▶ _Problem details_:
Each record below is to be copied word for word, with pictures removed.

(Structured figure records)
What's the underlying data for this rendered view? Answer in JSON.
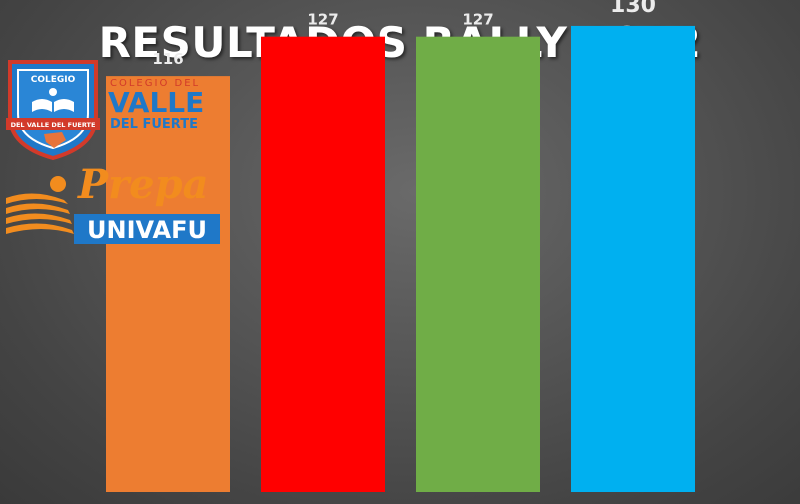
{
  "chart_data": {
    "type": "bar",
    "title": "RESULTADOS RALLY 2022",
    "categories": [
      "",
      "",
      "",
      ""
    ],
    "values": [
      116,
      127,
      127,
      130
    ],
    "data_labels": [
      "116",
      "127",
      "127",
      "130"
    ],
    "colors": [
      "#ED7D31",
      "#FF0000",
      "#70AD47",
      "#00B0F0"
    ],
    "highlight_index": 3,
    "ylim": [
      0,
      135
    ],
    "grid": false,
    "legend": "none"
  },
  "logos": {
    "school": {
      "shield_text": "COLEGIO",
      "ribbon_text": "DEL VALLE DEL FUERTE",
      "name_line1": "COLEGIO DEL",
      "name_line2": "VALLE",
      "name_line3": "DEL FUERTE",
      "primary_color": "#1f78c8",
      "accent_color": "#d23a2a"
    },
    "prepa": {
      "script_text": "Prepa",
      "box_text": "UNIVAFU",
      "orange": "#f28c1e",
      "blue": "#1f78c8"
    }
  }
}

▶ _Exercise output_:
What's the underlying data for this rendered view? Answer in JSON.
{
  "chart_data": {
    "type": "bar",
    "title": "RESULTADOS RALLY 2022",
    "categories": [
      "",
      "",
      "",
      ""
    ],
    "values": [
      116,
      127,
      127,
      130
    ],
    "data_labels": [
      "116",
      "127",
      "127",
      "130"
    ],
    "colors": [
      "#ED7D31",
      "#FF0000",
      "#70AD47",
      "#00B0F0"
    ],
    "highlight_index": 3,
    "ylim": [
      0,
      135
    ],
    "grid": false,
    "legend": "none"
  },
  "logos": {
    "school": {
      "shield_text": "COLEGIO",
      "ribbon_text": "DEL VALLE DEL FUERTE",
      "name_line1": "COLEGIO DEL",
      "name_line2": "VALLE",
      "name_line3": "DEL FUERTE",
      "primary_color": "#1f78c8",
      "accent_color": "#d23a2a"
    },
    "prepa": {
      "script_text": "Prepa",
      "box_text": "UNIVAFU",
      "orange": "#f28c1e",
      "blue": "#1f78c8"
    }
  }
}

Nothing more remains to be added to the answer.